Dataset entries

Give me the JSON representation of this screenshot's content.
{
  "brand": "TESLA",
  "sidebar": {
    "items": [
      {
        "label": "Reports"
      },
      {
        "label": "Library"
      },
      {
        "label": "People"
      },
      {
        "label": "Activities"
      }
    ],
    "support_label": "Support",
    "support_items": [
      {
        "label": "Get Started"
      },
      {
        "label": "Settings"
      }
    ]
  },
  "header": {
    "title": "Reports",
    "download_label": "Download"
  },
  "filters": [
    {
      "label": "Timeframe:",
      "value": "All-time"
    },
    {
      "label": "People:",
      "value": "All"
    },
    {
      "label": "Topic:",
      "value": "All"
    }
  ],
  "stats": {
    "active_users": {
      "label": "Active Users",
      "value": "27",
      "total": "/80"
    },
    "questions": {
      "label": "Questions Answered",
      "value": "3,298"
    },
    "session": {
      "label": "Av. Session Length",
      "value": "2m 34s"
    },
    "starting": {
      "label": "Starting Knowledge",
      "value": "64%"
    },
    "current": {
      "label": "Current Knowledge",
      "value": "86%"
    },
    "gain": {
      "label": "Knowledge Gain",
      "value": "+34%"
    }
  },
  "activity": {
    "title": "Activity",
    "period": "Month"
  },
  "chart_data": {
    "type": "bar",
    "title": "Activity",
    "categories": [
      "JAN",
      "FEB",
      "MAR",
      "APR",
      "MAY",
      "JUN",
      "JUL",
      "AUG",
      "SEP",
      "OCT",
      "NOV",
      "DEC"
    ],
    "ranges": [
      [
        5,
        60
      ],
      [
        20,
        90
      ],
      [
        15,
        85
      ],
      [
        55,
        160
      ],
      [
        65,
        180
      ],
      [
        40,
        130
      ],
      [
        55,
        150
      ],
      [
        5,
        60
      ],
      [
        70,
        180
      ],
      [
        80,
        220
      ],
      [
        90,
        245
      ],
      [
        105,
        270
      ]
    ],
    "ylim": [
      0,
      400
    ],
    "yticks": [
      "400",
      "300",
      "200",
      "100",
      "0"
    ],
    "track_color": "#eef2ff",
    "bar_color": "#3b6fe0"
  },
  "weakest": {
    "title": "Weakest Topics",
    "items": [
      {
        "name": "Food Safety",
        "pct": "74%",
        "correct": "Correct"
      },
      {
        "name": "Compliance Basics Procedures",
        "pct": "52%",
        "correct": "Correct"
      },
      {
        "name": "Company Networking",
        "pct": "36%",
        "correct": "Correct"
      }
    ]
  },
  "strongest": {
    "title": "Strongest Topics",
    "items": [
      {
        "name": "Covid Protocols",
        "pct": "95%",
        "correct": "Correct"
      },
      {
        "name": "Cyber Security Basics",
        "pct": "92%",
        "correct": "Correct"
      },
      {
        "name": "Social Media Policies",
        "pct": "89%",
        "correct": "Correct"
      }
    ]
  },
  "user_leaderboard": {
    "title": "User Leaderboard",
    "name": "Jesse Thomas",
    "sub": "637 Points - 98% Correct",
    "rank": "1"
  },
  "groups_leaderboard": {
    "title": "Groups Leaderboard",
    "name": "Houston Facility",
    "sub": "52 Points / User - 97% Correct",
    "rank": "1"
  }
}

- _Goal_
Give only the number of lines in the entries that contain "value".

- _Output for this exercise_
9